> _Stated goal_
Repeat, exactly and in full, the lines of the listing below, but without any pictures.

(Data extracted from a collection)
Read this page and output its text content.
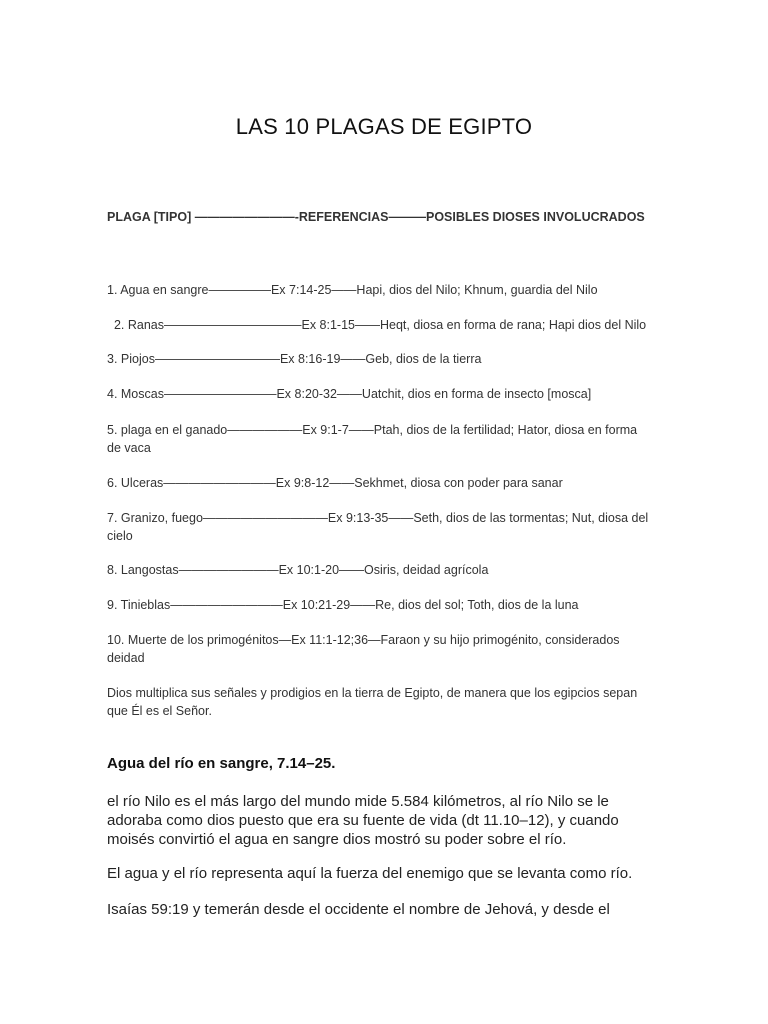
LAS 10 PLAGAS DE EGIPTO
PLAGA [TIPO] ————————-REFERENCIAS———POSIBLES DIOSES INVOLUCRADOS
1. Agua en sangre—————Ex 7:14-25——Hapi, dios del Nilo; Khnum, guardia del Nilo
2. Ranas———————————Ex 8:1-15——Heqt, diosa en forma de rana; Hapi dios del Nilo
3. Piojos——————————Ex 8:16-19——Geb, dios de la tierra
4. Moscas—————————Ex 8:20-32——Uatchit, dios en forma de insecto [mosca]
5. plaga en el ganado——————Ex 9:1-7——Ptah, dios de la fertilidad; Hator, diosa en forma
de vaca
6. Ulceras—————————Ex 9:8-12——Sekhmet, diosa con poder para sanar
7. Granizo, fuego——————————Ex 9:13-35——Seth, dios de las tormentas; Nut, diosa del
cielo
8. Langostas————————Ex 10:1-20——Osiris, deidad agrícola
9. Tinieblas—————————Ex 10:21-29——Re, dios del sol; Toth, dios de la luna
10. Muerte de los primogénitos—Ex 11:1-12;36—Faraon y su hijo primogénito, considerados
deidad
Dios multiplica sus señales y prodigios en la tierra de Egipto, de manera que los egipcios sepan
que Él es el Señor.
Agua del río en sangre, 7.14–25.
el río Nilo es el más largo del mundo mide 5.584 kilómetros, al río Nilo se le
adoraba como dios puesto que era su fuente de vida (dt 11.10–12), y cuando
moisés convirtió el agua en sangre dios mostró su poder sobre el río.
El agua y el río representa aquí la fuerza del enemigo que se levanta como río.
Isaías 59:19 y temerán desde el occidente el nombre de Jehová, y desde el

> _Final result_
Read this page and output its text content.
LAS 10 PLAGAS DE EGIPTO
PLAGA [TIPO] ————————-REFERENCIAS———POSIBLES DIOSES INVOLUCRADOS
1. Agua en sangre—————Ex 7:14-25——Hapi, dios del Nilo; Khnum, guardia del Nilo
2. Ranas———————————Ex 8:1-15——Heqt, diosa en forma de rana; Hapi dios del Nilo
3. Piojos——————————Ex 8:16-19——Geb, dios de la tierra
4. Moscas—————————Ex 8:20-32——Uatchit, dios en forma de insecto [mosca]
5. plaga en el ganado——————Ex 9:1-7——Ptah, dios de la fertilidad; Hator, diosa en forma
de vaca
6. Ulceras—————————Ex 9:8-12——Sekhmet, diosa con poder para sanar
7. Granizo, fuego——————————Ex 9:13-35——Seth, dios de las tormentas; Nut, diosa del
cielo
8. Langostas————————Ex 10:1-20——Osiris, deidad agrícola
9. Tinieblas—————————Ex 10:21-29——Re, dios del sol; Toth, dios de la luna
10. Muerte de los primogénitos—Ex 11:1-12;36—Faraon y su hijo primogénito, considerados
deidad
Dios multiplica sus señales y prodigios en la tierra de Egipto, de manera que los egipcios sepan
que Él es el Señor.
Agua del río en sangre, 7.14–25.
el río Nilo es el más largo del mundo mide 5.584 kilómetros, al río Nilo se le
adoraba como dios puesto que era su fuente de vida (dt 11.10–12), y cuando
moisés convirtió el agua en sangre dios mostró su poder sobre el río.
El agua y el río representa aquí la fuerza del enemigo que se levanta como río.
Isaías 59:19 y temerán desde el occidente el nombre de Jehová, y desde el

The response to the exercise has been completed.